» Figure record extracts
**********
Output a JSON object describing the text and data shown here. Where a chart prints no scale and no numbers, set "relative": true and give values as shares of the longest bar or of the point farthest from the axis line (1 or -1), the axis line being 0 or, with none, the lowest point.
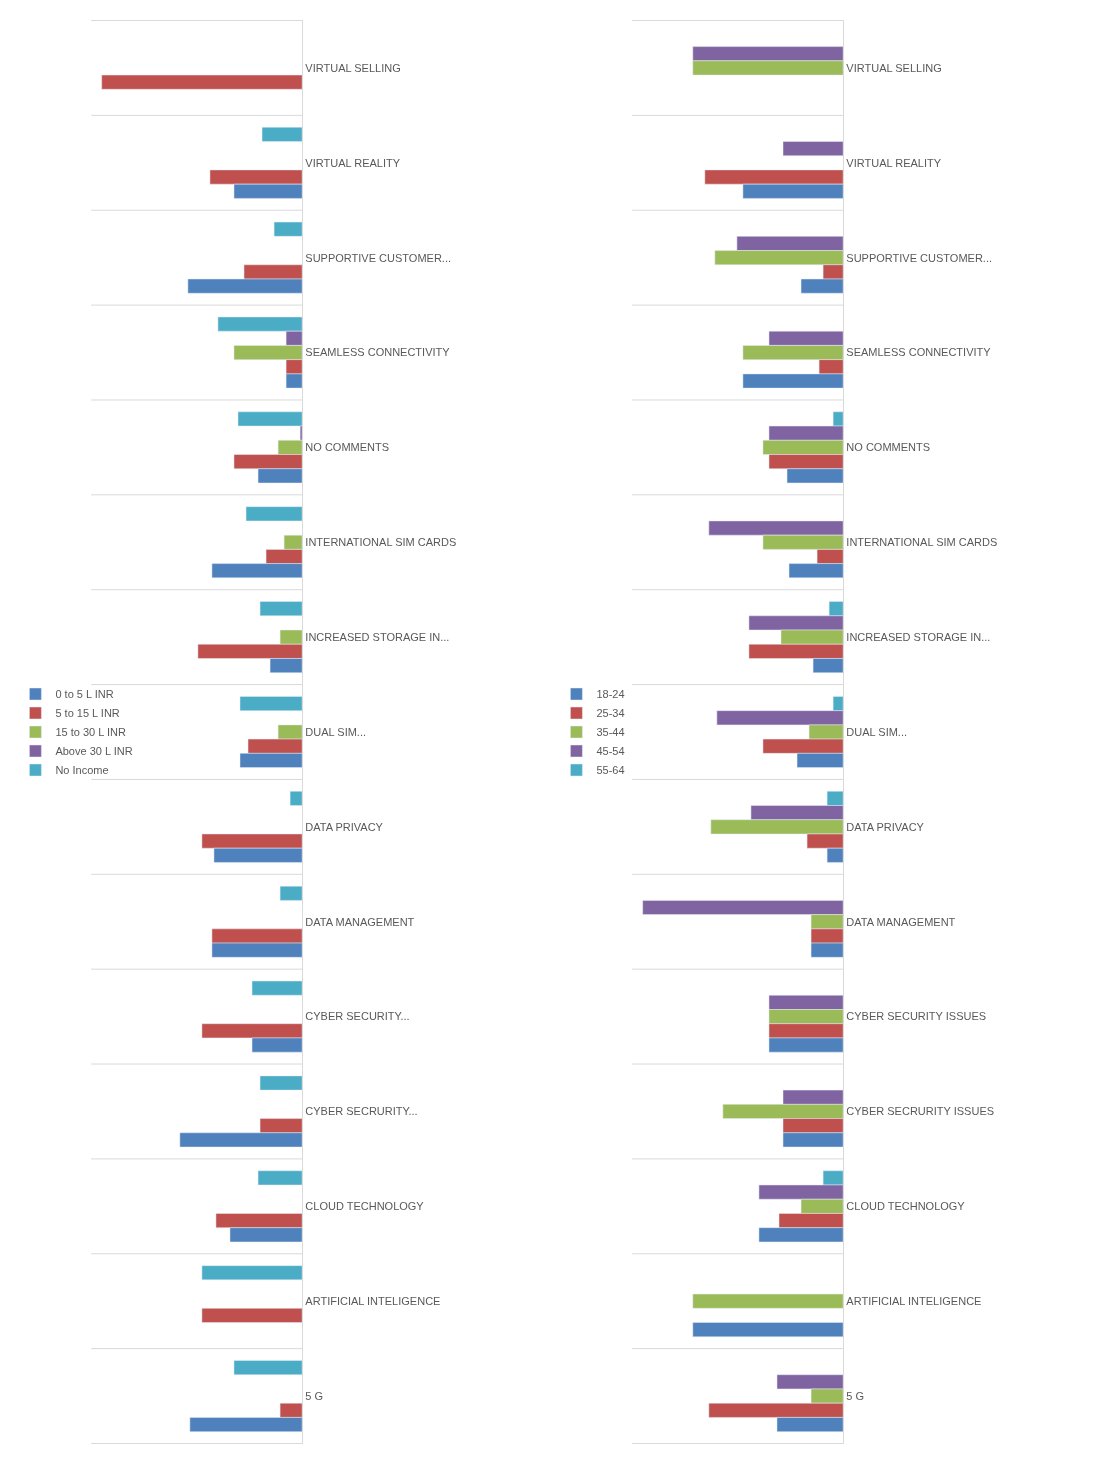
{
  "chart_data": [
    {
      "type": "bar",
      "orientation": "horizontal",
      "relative": true,
      "grid": "y",
      "legend": "left",
      "categories": [
        "VIRTUAL SELLING",
        "VIRTUAL REALITY",
        "SUPPORTIVE CUSTOMER...",
        "SEAMLESS CONNECTIVITY",
        "NO COMMENTS",
        "INTERNATIONAL SIM CARDS",
        "INCREASED STORAGE IN...",
        "DUAL SIM...",
        "DATA PRIVACY",
        "DATA MANAGEMENT",
        "CYBER SECURITY...",
        "CYBER SECRURITY...",
        "CLOUD TECHNOLOGY",
        "ARTIFICIAL INTELIGENCE",
        "5 G"
      ],
      "series": [
        {
          "name": "0 to 5 L INR",
          "color": "#4f81bd",
          "values": [
            null,
            0.34,
            0.57,
            0.08,
            0.22,
            0.45,
            0.16,
            0.31,
            0.44,
            0.45,
            0.25,
            0.61,
            0.36,
            null,
            0.56
          ]
        },
        {
          "name": "5 to 15 L INR",
          "color": "#c0504d",
          "values": [
            1.0,
            0.46,
            0.29,
            0.08,
            0.34,
            0.18,
            0.52,
            0.27,
            0.5,
            0.45,
            0.5,
            0.21,
            0.43,
            0.5,
            0.11
          ]
        },
        {
          "name": "15 to 30 L INR",
          "color": "#9bbb59",
          "values": [
            null,
            null,
            null,
            0.34,
            0.12,
            0.09,
            0.11,
            0.12,
            null,
            null,
            null,
            null,
            null,
            null,
            null
          ]
        },
        {
          "name": "Above 30 L INR",
          "color": "#8064a2",
          "values": [
            null,
            null,
            null,
            0.08,
            0.01,
            null,
            null,
            null,
            null,
            null,
            null,
            null,
            null,
            null,
            null
          ]
        },
        {
          "name": "No Income",
          "color": "#4bacc6",
          "values": [
            null,
            0.2,
            0.14,
            0.42,
            0.32,
            0.28,
            0.21,
            0.31,
            0.06,
            0.11,
            0.25,
            0.21,
            0.22,
            0.5,
            0.34
          ]
        }
      ]
    },
    {
      "type": "bar",
      "orientation": "horizontal",
      "relative": true,
      "grid": "y",
      "legend": "left",
      "categories": [
        "VIRTUAL SELLING",
        "VIRTUAL REALITY",
        "SUPPORTIVE CUSTOMER...",
        "SEAMLESS CONNECTIVITY",
        "NO COMMENTS",
        "INTERNATIONAL SIM CARDS",
        "INCREASED STORAGE IN...",
        "DUAL SIM...",
        "DATA PRIVACY",
        "DATA MANAGEMENT",
        "CYBER SECURITY ISSUES",
        "CYBER SECRURITY ISSUES",
        "CLOUD TECHNOLOGY",
        "ARTIFICIAL INTELIGENCE",
        "5 G"
      ],
      "series": [
        {
          "name": "18-24",
          "color": "#4f81bd",
          "values": [
            null,
            0.5,
            0.21,
            0.5,
            0.28,
            0.27,
            0.15,
            0.23,
            0.08,
            0.16,
            0.37,
            0.3,
            0.42,
            0.75,
            0.33
          ]
        },
        {
          "name": "25-34",
          "color": "#c0504d",
          "values": [
            null,
            0.69,
            0.1,
            0.12,
            0.37,
            0.13,
            0.47,
            0.4,
            0.18,
            0.16,
            0.37,
            0.3,
            0.32,
            null,
            0.67
          ]
        },
        {
          "name": "35-44",
          "color": "#9bbb59",
          "values": [
            0.75,
            null,
            0.64,
            0.5,
            0.4,
            0.4,
            0.31,
            0.17,
            0.66,
            0.16,
            0.37,
            0.6,
            0.21,
            0.75,
            0.16
          ]
        },
        {
          "name": "45-54",
          "color": "#8064a2",
          "values": [
            0.75,
            0.3,
            0.53,
            0.37,
            0.37,
            0.67,
            0.47,
            0.63,
            0.46,
            1.0,
            0.37,
            0.3,
            0.42,
            null,
            0.33
          ]
        },
        {
          "name": "55-64",
          "color": "#4bacc6",
          "values": [
            null,
            null,
            null,
            null,
            0.05,
            null,
            0.07,
            0.05,
            0.08,
            null,
            null,
            null,
            0.1,
            null,
            null
          ]
        }
      ]
    }
  ]
}
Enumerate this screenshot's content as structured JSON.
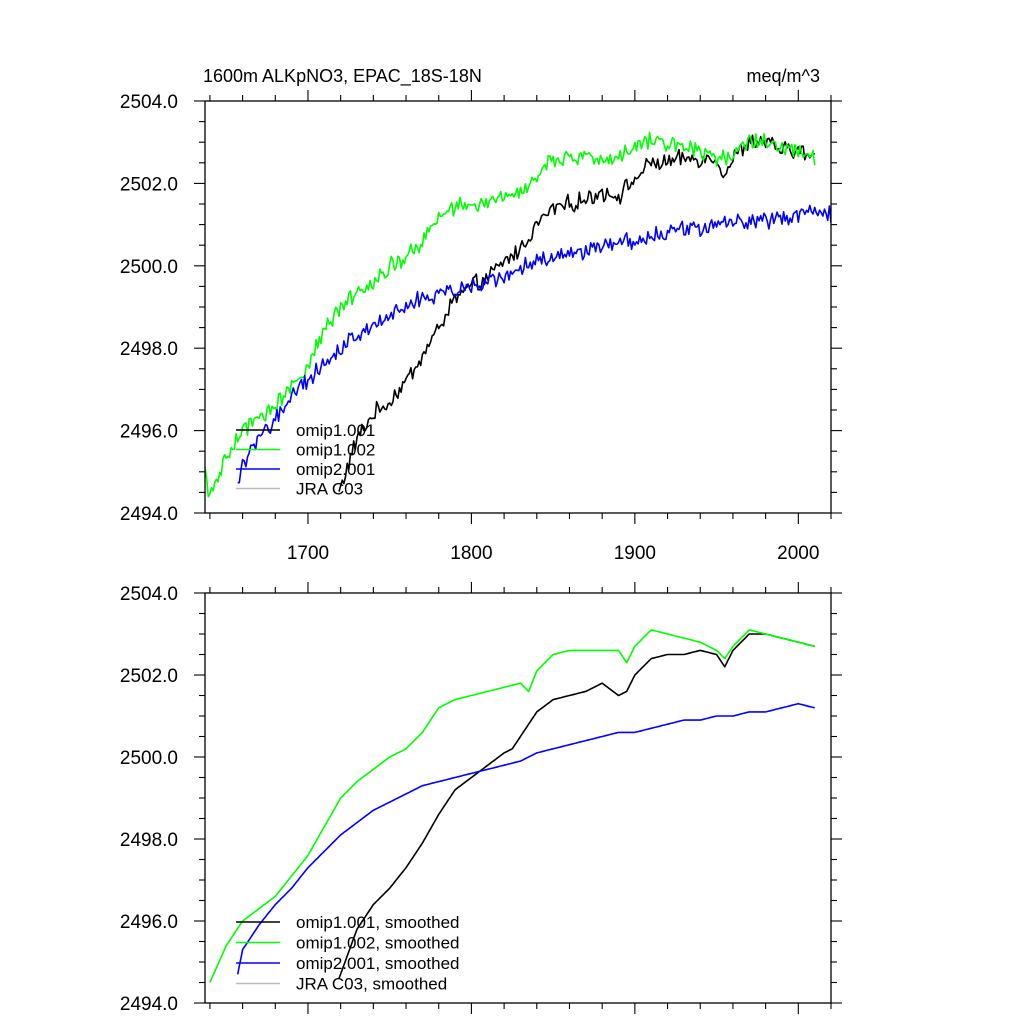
{
  "chart_data": [
    {
      "type": "line",
      "title": "1600m ALKpNO3, EPAC_18S-18N",
      "units": "meq/m^3",
      "xlabel": "",
      "ylabel": "",
      "xlim": [
        1637,
        2020
      ],
      "ylim": [
        2494,
        2504
      ],
      "xticks": [
        1700,
        1800,
        1900,
        2000
      ],
      "xtick_labels": [
        "1700",
        "1800",
        "1900",
        "2000"
      ],
      "yticks": [
        2494,
        2496,
        2498,
        2500,
        2502,
        2504
      ],
      "ytick_labels": [
        "2494.0",
        "2496.0",
        "2498.0",
        "2500.0",
        "2502.0",
        "2504.0"
      ],
      "noise": 1,
      "legend": [
        "omip1.001",
        "omip1.002",
        "omip2.001",
        "JRA C03"
      ],
      "series": [
        {
          "name": "omip1.001",
          "color": "#000000",
          "x": [
            1719,
            1730,
            1740,
            1750,
            1760,
            1770,
            1780,
            1790,
            1800,
            1810,
            1820,
            1830,
            1840,
            1850,
            1860,
            1870,
            1880,
            1890,
            1900,
            1910,
            1920,
            1930,
            1940,
            1950,
            1955,
            1960,
            1970,
            1980,
            1990,
            2000,
            2010
          ],
          "y": [
            2494.5,
            2495.8,
            2496.4,
            2496.7,
            2497.2,
            2497.8,
            2498.5,
            2499.2,
            2499.5,
            2499.7,
            2500.1,
            2500.4,
            2501.0,
            2501.4,
            2501.5,
            2501.6,
            2501.8,
            2501.7,
            2502.1,
            2502.5,
            2502.5,
            2502.6,
            2502.6,
            2502.6,
            2502.2,
            2502.6,
            2503.0,
            2503.0,
            2502.8,
            2502.8,
            2502.6
          ]
        },
        {
          "name": "omip1.002",
          "color": "#00ff00",
          "x": [
            1637,
            1640,
            1650,
            1660,
            1670,
            1680,
            1690,
            1700,
            1710,
            1720,
            1730,
            1740,
            1750,
            1760,
            1770,
            1780,
            1790,
            1800,
            1810,
            1820,
            1830,
            1840,
            1850,
            1860,
            1870,
            1880,
            1890,
            1900,
            1910,
            1920,
            1930,
            1940,
            1950,
            1960,
            1970,
            1980,
            1990,
            2000,
            2010
          ],
          "y": [
            2495.0,
            2494.4,
            2495.3,
            2496.0,
            2496.3,
            2496.6,
            2497.1,
            2497.6,
            2498.4,
            2499.0,
            2499.4,
            2499.6,
            2500.0,
            2500.2,
            2500.6,
            2501.2,
            2501.4,
            2501.5,
            2501.5,
            2501.7,
            2501.8,
            2502.2,
            2502.6,
            2502.6,
            2502.6,
            2502.6,
            2502.6,
            2502.9,
            2503.1,
            2503.0,
            2502.9,
            2502.8,
            2502.6,
            2502.7,
            2503.1,
            2503.0,
            2502.9,
            2502.8,
            2502.6
          ]
        },
        {
          "name": "omip2.001",
          "color": "#0000ff",
          "x": [
            1657,
            1660,
            1670,
            1680,
            1690,
            1700,
            1710,
            1720,
            1730,
            1740,
            1750,
            1760,
            1770,
            1780,
            1790,
            1800,
            1810,
            1820,
            1830,
            1840,
            1850,
            1860,
            1870,
            1880,
            1890,
            1900,
            1910,
            1920,
            1930,
            1940,
            1950,
            1960,
            1970,
            1980,
            1990,
            2000,
            2010,
            2020
          ],
          "y": [
            2494.7,
            2495.2,
            2495.8,
            2496.3,
            2496.8,
            2497.2,
            2497.6,
            2498.0,
            2498.3,
            2498.6,
            2498.8,
            2499.0,
            2499.2,
            2499.3,
            2499.4,
            2499.5,
            2499.6,
            2499.8,
            2499.9,
            2500.1,
            2500.2,
            2500.3,
            2500.4,
            2500.5,
            2500.6,
            2500.6,
            2500.7,
            2500.8,
            2500.9,
            2500.9,
            2501.0,
            2501.0,
            2501.1,
            2501.1,
            2501.2,
            2501.2,
            2501.3,
            2501.2
          ]
        }
      ]
    },
    {
      "type": "line",
      "title": "",
      "units": "",
      "xlabel": "",
      "ylabel": "",
      "xlim": [
        1637,
        2020
      ],
      "ylim": [
        2494,
        2504
      ],
      "xticks": [
        1700,
        1800,
        1900,
        2000
      ],
      "xtick_labels": [],
      "yticks": [
        2494,
        2496,
        2498,
        2500,
        2502,
        2504
      ],
      "ytick_labels": [
        "2494.0",
        "2496.0",
        "2498.0",
        "2500.0",
        "2502.0",
        "2504.0"
      ],
      "noise": 0,
      "legend": [
        "omip1.001, smoothed",
        "omip1.002, smoothed",
        "omip2.001, smoothed",
        "JRA C03, smoothed"
      ],
      "series": [
        {
          "name": "omip1.001, smoothed",
          "color": "#000000",
          "x": [
            1719,
            1730,
            1740,
            1750,
            1760,
            1770,
            1780,
            1790,
            1800,
            1810,
            1820,
            1825,
            1830,
            1840,
            1850,
            1860,
            1870,
            1880,
            1890,
            1895,
            1900,
            1910,
            1920,
            1930,
            1940,
            1950,
            1955,
            1960,
            1970,
            1980,
            1990,
            2000,
            2010
          ],
          "y": [
            2494.6,
            2495.8,
            2496.4,
            2496.8,
            2497.3,
            2497.9,
            2498.6,
            2499.2,
            2499.5,
            2499.8,
            2500.1,
            2500.2,
            2500.5,
            2501.1,
            2501.4,
            2501.5,
            2501.6,
            2501.8,
            2501.5,
            2501.6,
            2502.0,
            2502.4,
            2502.5,
            2502.5,
            2502.6,
            2502.5,
            2502.2,
            2502.6,
            2503.0,
            2503.0,
            2502.9,
            2502.8,
            2502.7
          ]
        },
        {
          "name": "omip1.002, smoothed",
          "color": "#00ff00",
          "x": [
            1640,
            1650,
            1660,
            1670,
            1680,
            1690,
            1700,
            1710,
            1720,
            1730,
            1740,
            1750,
            1760,
            1770,
            1780,
            1790,
            1800,
            1810,
            1820,
            1830,
            1835,
            1840,
            1850,
            1860,
            1870,
            1880,
            1890,
            1895,
            1900,
            1910,
            1920,
            1930,
            1940,
            1950,
            1955,
            1960,
            1970,
            1980,
            1990,
            2000,
            2010
          ],
          "y": [
            2494.5,
            2495.4,
            2496.0,
            2496.3,
            2496.6,
            2497.1,
            2497.6,
            2498.3,
            2499.0,
            2499.4,
            2499.7,
            2500.0,
            2500.2,
            2500.6,
            2501.2,
            2501.4,
            2501.5,
            2501.6,
            2501.7,
            2501.8,
            2501.6,
            2502.1,
            2502.5,
            2502.6,
            2502.6,
            2502.6,
            2502.6,
            2502.3,
            2502.7,
            2503.1,
            2503.0,
            2502.9,
            2502.8,
            2502.6,
            2502.4,
            2502.7,
            2503.1,
            2503.0,
            2502.9,
            2502.8,
            2502.7
          ]
        },
        {
          "name": "omip2.001, smoothed",
          "color": "#0000ff",
          "x": [
            1657,
            1660,
            1670,
            1680,
            1690,
            1700,
            1710,
            1720,
            1730,
            1740,
            1750,
            1760,
            1770,
            1780,
            1790,
            1800,
            1810,
            1820,
            1830,
            1840,
            1850,
            1860,
            1870,
            1880,
            1890,
            1900,
            1910,
            1920,
            1930,
            1940,
            1950,
            1960,
            1970,
            1980,
            1990,
            2000,
            2010
          ],
          "y": [
            2494.7,
            2495.3,
            2495.9,
            2496.4,
            2496.8,
            2497.3,
            2497.7,
            2498.1,
            2498.4,
            2498.7,
            2498.9,
            2499.1,
            2499.3,
            2499.4,
            2499.5,
            2499.6,
            2499.7,
            2499.8,
            2499.9,
            2500.1,
            2500.2,
            2500.3,
            2500.4,
            2500.5,
            2500.6,
            2500.6,
            2500.7,
            2500.8,
            2500.9,
            2500.9,
            2501.0,
            2501.0,
            2501.1,
            2501.1,
            2501.2,
            2501.3,
            2501.2
          ]
        }
      ]
    }
  ]
}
**********
» Aim of the task
From the entries, report each line that includes the word "title".

» Correct result
      "title": "1600m ALKpNO3, EPAC_18S-18N",
      "title": "",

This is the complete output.